Report all lines from the entries below in which "document" appears.

---

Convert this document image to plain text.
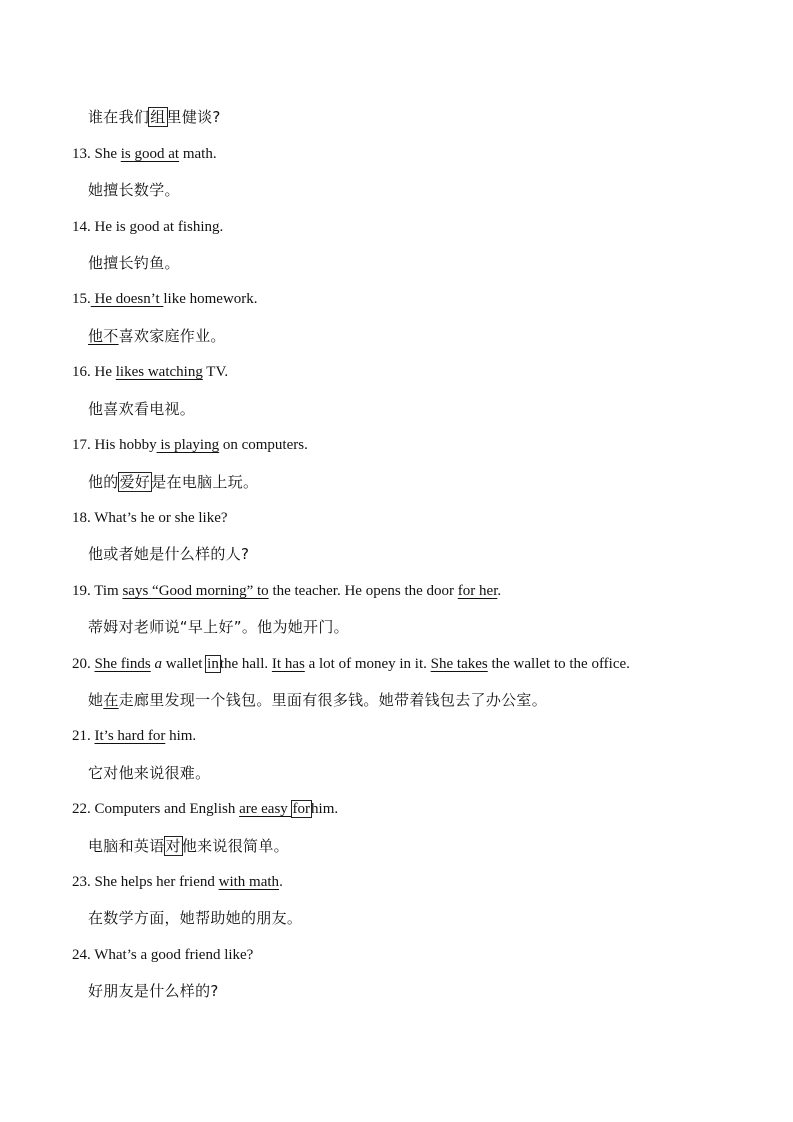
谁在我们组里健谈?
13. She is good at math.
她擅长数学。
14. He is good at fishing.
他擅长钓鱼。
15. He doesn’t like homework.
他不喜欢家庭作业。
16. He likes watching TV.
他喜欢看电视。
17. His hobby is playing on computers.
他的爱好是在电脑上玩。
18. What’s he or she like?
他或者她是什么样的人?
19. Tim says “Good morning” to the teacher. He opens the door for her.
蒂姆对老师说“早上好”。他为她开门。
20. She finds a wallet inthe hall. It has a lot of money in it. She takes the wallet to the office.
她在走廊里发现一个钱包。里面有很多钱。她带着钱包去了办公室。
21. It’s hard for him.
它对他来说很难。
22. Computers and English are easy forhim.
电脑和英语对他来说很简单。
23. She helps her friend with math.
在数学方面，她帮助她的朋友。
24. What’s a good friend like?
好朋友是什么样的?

---

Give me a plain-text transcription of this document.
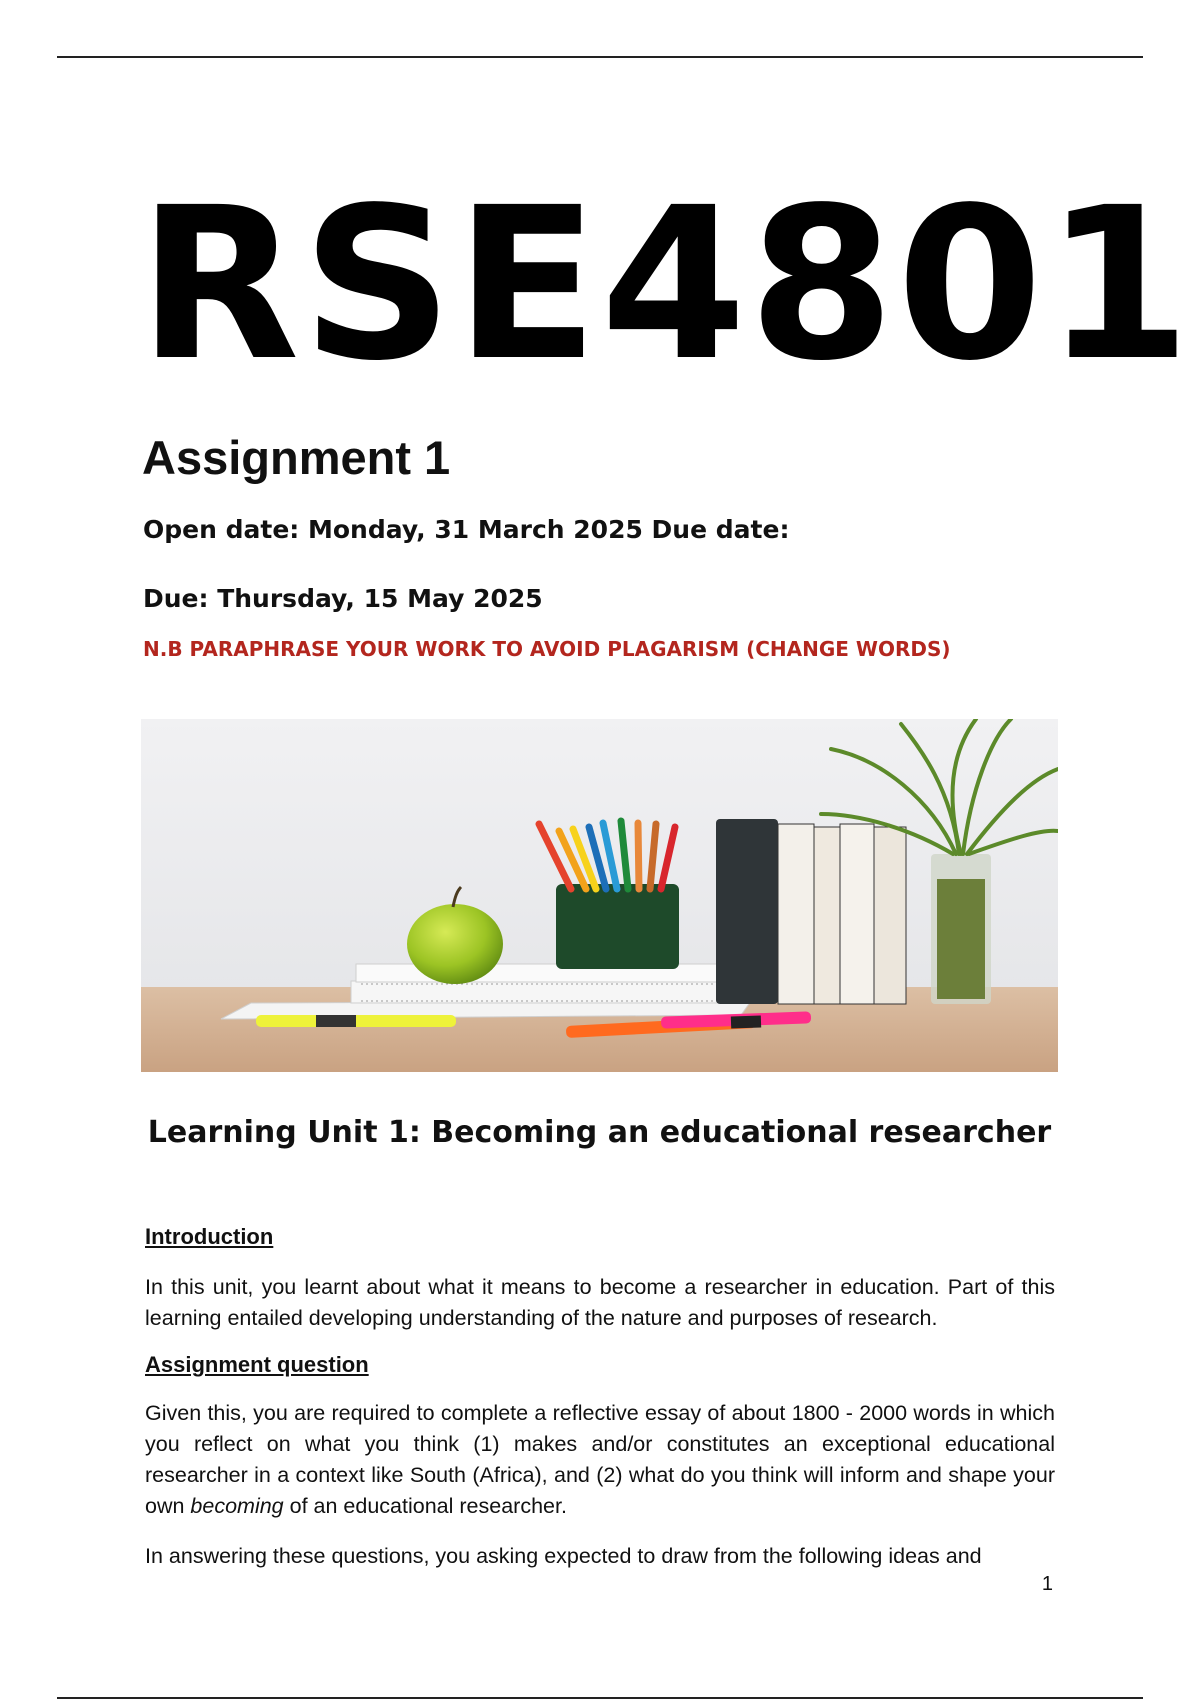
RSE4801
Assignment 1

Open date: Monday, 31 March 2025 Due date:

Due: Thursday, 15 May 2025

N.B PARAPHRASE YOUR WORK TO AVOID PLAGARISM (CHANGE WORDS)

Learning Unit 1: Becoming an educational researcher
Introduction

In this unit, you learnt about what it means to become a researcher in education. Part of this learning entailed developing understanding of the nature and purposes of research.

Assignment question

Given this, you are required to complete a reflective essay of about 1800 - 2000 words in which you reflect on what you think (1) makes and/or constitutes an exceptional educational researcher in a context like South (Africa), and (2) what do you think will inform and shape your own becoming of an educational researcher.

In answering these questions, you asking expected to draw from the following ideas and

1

---

__Response to this task__
Convert this document image to plain text.
Give me a plain-text transcription of this document.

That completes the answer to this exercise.